Look through the records below, and copy out every line that holds the string "reaksiyalari".

******************************

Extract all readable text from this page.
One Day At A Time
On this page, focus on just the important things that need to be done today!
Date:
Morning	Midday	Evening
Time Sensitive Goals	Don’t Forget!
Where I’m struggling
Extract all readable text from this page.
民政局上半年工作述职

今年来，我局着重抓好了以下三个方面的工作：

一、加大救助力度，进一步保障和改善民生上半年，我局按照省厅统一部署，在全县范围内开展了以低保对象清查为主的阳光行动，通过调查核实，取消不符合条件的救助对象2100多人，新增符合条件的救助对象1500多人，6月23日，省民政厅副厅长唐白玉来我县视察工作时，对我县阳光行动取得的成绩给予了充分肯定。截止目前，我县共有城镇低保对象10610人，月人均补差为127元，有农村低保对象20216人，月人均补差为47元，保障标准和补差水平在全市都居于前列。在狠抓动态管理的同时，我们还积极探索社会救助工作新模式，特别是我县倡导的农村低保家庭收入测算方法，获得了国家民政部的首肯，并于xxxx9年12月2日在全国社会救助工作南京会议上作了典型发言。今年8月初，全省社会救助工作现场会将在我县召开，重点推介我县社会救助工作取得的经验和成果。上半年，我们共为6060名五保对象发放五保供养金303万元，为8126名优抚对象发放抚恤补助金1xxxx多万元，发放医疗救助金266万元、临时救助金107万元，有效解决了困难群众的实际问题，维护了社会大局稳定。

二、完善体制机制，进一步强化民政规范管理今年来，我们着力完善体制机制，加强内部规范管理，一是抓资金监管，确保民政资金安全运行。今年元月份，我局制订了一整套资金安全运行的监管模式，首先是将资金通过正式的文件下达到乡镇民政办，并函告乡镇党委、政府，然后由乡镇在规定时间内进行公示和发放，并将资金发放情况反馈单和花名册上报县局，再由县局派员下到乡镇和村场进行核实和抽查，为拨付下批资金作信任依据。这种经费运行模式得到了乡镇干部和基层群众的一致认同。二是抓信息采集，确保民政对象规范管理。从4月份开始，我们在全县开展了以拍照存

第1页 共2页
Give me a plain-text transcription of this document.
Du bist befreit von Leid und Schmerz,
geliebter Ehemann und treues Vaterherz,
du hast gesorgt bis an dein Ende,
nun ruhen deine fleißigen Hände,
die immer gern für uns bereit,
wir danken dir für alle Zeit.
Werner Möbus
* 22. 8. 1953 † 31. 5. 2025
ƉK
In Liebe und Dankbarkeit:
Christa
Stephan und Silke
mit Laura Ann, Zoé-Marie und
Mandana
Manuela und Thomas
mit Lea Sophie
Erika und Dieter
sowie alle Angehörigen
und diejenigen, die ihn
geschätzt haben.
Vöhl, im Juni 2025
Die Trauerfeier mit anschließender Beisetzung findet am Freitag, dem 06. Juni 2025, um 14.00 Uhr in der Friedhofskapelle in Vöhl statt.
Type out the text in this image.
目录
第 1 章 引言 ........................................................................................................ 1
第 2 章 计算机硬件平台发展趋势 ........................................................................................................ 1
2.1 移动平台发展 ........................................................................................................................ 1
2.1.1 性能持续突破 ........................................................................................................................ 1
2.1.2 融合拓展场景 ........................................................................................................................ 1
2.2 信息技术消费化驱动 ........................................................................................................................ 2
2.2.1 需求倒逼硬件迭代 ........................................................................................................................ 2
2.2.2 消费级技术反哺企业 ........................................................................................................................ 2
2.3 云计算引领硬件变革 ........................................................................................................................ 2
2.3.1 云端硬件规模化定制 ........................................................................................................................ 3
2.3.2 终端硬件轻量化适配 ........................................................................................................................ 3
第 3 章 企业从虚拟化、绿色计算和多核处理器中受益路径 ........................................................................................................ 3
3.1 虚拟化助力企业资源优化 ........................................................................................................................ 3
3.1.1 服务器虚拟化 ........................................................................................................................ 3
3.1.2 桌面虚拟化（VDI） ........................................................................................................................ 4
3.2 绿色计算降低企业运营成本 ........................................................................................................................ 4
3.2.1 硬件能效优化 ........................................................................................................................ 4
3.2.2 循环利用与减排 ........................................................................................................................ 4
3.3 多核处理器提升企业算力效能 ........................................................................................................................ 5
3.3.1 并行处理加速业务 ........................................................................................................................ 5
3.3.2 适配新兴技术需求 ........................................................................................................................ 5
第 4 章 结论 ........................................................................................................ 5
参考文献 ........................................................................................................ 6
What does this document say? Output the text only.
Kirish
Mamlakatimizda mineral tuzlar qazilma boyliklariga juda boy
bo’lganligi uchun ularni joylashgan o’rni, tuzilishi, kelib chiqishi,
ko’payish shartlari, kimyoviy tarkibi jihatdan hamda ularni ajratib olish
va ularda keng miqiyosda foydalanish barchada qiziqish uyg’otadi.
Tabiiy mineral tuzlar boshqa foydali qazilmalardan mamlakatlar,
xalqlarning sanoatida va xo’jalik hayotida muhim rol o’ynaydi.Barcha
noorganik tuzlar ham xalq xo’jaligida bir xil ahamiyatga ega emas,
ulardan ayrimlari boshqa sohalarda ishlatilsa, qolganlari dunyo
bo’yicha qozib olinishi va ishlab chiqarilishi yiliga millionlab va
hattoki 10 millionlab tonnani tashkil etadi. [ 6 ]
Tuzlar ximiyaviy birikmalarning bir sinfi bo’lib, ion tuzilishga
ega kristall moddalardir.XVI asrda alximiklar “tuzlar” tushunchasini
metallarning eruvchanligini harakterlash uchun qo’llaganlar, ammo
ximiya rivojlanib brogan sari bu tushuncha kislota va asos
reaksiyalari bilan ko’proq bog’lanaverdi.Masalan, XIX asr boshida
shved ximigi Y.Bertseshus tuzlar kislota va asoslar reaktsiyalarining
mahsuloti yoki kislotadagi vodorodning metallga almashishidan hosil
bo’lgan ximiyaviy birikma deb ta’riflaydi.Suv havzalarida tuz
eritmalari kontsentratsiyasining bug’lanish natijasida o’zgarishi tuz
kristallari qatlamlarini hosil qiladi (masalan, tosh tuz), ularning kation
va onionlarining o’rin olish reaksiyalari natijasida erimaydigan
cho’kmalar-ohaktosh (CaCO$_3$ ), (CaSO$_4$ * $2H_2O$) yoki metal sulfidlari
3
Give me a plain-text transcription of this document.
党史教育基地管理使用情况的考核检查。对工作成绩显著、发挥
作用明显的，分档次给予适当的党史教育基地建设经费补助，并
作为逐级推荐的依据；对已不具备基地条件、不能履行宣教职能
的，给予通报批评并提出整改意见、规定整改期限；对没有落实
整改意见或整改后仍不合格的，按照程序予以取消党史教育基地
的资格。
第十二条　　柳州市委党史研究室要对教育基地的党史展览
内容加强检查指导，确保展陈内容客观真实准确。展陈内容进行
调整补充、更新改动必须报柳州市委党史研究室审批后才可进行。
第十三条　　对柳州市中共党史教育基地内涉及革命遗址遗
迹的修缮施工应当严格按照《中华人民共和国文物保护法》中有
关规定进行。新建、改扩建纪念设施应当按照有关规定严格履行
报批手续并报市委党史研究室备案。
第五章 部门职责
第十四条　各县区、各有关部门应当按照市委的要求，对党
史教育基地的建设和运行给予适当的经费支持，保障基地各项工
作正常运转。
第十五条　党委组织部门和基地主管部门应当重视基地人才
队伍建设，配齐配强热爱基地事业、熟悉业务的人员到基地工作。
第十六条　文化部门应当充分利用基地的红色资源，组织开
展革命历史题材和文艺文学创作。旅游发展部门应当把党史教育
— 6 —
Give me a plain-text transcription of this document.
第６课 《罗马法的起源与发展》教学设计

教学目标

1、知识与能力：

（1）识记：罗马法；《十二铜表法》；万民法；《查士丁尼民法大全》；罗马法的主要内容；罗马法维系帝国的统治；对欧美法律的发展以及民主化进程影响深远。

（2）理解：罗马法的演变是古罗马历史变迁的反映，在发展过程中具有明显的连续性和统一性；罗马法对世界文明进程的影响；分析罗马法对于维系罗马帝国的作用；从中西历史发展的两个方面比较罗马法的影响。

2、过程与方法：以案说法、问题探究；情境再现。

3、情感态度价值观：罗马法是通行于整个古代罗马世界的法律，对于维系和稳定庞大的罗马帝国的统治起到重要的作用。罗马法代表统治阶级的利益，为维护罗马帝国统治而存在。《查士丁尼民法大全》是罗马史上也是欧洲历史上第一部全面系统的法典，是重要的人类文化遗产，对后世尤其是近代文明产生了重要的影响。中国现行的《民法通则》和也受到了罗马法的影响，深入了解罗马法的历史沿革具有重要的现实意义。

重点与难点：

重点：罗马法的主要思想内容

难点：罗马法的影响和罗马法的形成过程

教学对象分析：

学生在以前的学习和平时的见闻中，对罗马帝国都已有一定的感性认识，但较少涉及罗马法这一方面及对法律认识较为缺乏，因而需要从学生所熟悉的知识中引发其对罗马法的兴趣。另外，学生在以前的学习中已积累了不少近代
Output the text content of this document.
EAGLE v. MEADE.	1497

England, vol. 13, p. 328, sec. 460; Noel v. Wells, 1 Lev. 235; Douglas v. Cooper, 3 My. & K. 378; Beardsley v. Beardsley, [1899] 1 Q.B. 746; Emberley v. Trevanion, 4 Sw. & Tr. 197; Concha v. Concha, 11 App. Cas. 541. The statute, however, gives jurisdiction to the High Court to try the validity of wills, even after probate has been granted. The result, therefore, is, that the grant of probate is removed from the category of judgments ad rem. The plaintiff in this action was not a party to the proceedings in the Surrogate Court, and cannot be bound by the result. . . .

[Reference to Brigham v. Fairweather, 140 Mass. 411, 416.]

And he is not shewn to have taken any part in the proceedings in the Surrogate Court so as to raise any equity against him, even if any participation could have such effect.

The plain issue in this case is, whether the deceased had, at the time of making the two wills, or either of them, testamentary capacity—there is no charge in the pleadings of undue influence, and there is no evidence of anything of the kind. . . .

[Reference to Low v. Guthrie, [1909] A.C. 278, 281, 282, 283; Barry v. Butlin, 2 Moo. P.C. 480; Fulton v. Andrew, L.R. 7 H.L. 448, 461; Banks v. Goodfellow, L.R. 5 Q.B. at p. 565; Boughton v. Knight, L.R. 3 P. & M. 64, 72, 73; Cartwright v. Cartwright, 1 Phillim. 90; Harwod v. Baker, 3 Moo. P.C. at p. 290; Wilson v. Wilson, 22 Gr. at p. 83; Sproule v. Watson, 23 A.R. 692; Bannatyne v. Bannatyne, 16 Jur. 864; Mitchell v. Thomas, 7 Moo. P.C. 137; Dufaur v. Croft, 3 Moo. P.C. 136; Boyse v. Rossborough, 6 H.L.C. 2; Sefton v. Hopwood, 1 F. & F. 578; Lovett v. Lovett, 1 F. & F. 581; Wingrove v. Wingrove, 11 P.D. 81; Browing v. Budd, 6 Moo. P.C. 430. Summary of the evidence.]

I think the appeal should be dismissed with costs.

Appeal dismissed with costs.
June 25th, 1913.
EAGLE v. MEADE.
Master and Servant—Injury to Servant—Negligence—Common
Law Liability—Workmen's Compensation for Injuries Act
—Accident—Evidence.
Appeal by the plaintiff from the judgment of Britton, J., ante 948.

******************************

In response:
reaksiyalari bilan ko’proq bog’lanaverdi.Masalan, XIX asr boshida
va onionlarining o’rin olish reaksiyalari natijasida erimaydigan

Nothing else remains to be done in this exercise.